— START —

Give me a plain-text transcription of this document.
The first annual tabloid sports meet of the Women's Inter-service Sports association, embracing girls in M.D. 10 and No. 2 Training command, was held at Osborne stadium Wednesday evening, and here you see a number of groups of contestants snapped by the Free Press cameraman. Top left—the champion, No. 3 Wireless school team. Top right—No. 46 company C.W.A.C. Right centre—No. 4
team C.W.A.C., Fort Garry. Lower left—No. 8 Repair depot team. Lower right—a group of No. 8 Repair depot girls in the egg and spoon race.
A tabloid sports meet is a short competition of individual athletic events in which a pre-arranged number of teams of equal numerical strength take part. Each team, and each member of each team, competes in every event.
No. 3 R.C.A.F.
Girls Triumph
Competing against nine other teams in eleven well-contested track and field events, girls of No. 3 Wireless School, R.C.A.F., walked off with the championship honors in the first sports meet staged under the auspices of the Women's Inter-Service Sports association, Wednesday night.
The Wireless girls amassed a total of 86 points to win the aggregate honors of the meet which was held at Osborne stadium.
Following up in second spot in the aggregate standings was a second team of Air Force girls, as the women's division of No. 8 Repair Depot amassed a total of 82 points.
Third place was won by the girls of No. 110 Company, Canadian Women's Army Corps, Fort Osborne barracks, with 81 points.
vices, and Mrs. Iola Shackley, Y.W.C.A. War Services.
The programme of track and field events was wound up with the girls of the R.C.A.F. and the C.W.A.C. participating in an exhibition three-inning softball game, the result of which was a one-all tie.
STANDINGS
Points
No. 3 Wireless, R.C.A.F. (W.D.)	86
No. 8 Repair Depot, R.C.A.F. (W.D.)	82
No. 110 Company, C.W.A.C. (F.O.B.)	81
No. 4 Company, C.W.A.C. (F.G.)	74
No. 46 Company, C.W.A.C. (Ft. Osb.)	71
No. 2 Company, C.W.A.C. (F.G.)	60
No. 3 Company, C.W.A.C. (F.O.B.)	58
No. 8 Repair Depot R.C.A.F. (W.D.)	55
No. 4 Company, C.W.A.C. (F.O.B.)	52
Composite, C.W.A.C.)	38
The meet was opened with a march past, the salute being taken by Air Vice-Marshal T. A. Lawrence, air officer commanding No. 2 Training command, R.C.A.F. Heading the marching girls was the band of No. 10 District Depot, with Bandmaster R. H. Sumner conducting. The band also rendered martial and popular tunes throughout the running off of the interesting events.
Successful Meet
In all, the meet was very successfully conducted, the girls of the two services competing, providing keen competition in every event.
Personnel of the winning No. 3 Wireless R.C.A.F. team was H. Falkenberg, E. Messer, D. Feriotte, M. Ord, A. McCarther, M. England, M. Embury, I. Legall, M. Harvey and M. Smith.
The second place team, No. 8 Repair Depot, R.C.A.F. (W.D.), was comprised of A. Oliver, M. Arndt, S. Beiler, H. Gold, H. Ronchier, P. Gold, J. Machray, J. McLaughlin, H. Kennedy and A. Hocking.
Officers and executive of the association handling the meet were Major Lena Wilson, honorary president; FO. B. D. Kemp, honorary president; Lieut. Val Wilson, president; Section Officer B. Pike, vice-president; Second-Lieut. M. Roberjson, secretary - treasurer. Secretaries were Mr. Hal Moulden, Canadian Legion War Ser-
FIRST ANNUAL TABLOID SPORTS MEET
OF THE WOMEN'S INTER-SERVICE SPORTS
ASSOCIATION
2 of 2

— END —

Repeat the listing in full, keeping every line exactly as it is.

Solution
Give me a plain-text transcription of this document.
The first annual tabloid sports meet of the Women's Inter-service Sports association, embracing girls in M.D. 10 and No. 2 Training command, was held at Osborne stadium Wednesday evening, and here you see a number of groups of contestants snapped by the Free Press cameraman. Top left—the champion, No. 3 Wireless school team. Top right—No. 46 company C.W.A.C. Right centre—No. 4
team C.W.A.C., Fort Garry. Lower left—No. 8 Repair depot team. Lower right—a group of No. 8 Repair depot girls in the egg and spoon race.
A tabloid sports meet is a short competition of individual athletic events in which a pre-arranged number of teams of equal numerical strength take part. Each team, and each member of each team, competes in every event.
No. 3 R.C.A.F.
Girls Triumph
Competing against nine other teams in eleven well-contested track and field events, girls of No. 3 Wireless School, R.C.A.F., walked off with the championship honors in the first sports meet staged under the auspices of the Women's Inter-Service Sports association, Wednesday night.
The Wireless girls amassed a total of 86 points to win the aggregate honors of the meet which was held at Osborne stadium.
Following up in second spot in the aggregate standings was a second team of Air Force girls, as the women's division of No. 8 Repair Depot amassed a total of 82 points.
Third place was won by the girls of No. 110 Company, Canadian Women's Army Corps, Fort Osborne barracks, with 81 points.
vices, and Mrs. Iola Shackley, Y.W.C.A. War Services.
The programme of track and field events was wound up with the girls of the R.C.A.F. and the C.W.A.C. participating in an exhibition three-inning softball game, the result of which was a one-all tie.
STANDINGS
Points
No. 3 Wireless, R.C.A.F. (W.D.)	86
No. 8 Repair Depot, R.C.A.F. (W.D.)	82
No. 110 Company, C.W.A.C. (F.O.B.)	81
No. 4 Company, C.W.A.C. (F.G.)	74
No. 46 Company, C.W.A.C. (Ft. Osb.)	71
No. 2 Company, C.W.A.C. (F.G.)	60
No. 3 Company, C.W.A.C. (F.O.B.)	58
No. 8 Repair Depot R.C.A.F. (W.D.)	55
No. 4 Company, C.W.A.C. (F.O.B.)	52
Composite, C.W.A.C.)	38
The meet was opened with a march past, the salute being taken by Air Vice-Marshal T. A. Lawrence, air officer commanding No. 2 Training command, R.C.A.F. Heading the marching girls was the band of No. 10 District Depot, with Bandmaster R. H. Sumner conducting. The band also rendered martial and popular tunes throughout the running off of the interesting events.
Successful Meet
In all, the meet was very successfully conducted, the girls of the two services competing, providing keen competition in every event.
Personnel of the winning No. 3 Wireless R.C.A.F. team was H. Falkenberg, E. Messer, D. Feriotte, M. Ord, A. McCarther, M. England, M. Embury, I. Legall, M. Harvey and M. Smith.
The second place team, No. 8 Repair Depot, R.C.A.F. (W.D.), was comprised of A. Oliver, M. Arndt, S. Beiler, H. Gold, H. Ronchier, P. Gold, J. Machray, J. McLaughlin, H. Kennedy and A. Hocking.
Officers and executive of the association handling the meet were Major Lena Wilson, honorary president; FO. B. D. Kemp, honorary president; Lieut. Val Wilson, president; Section Officer B. Pike, vice-president; Second-Lieut. M. Roberjson, secretary - treasurer. Secretaries were Mr. Hal Moulden, Canadian Legion War Ser-
FIRST ANNUAL TABLOID SPORTS MEET
OF THE WOMEN'S INTER-SERVICE SPORTS
ASSOCIATION
2 of 2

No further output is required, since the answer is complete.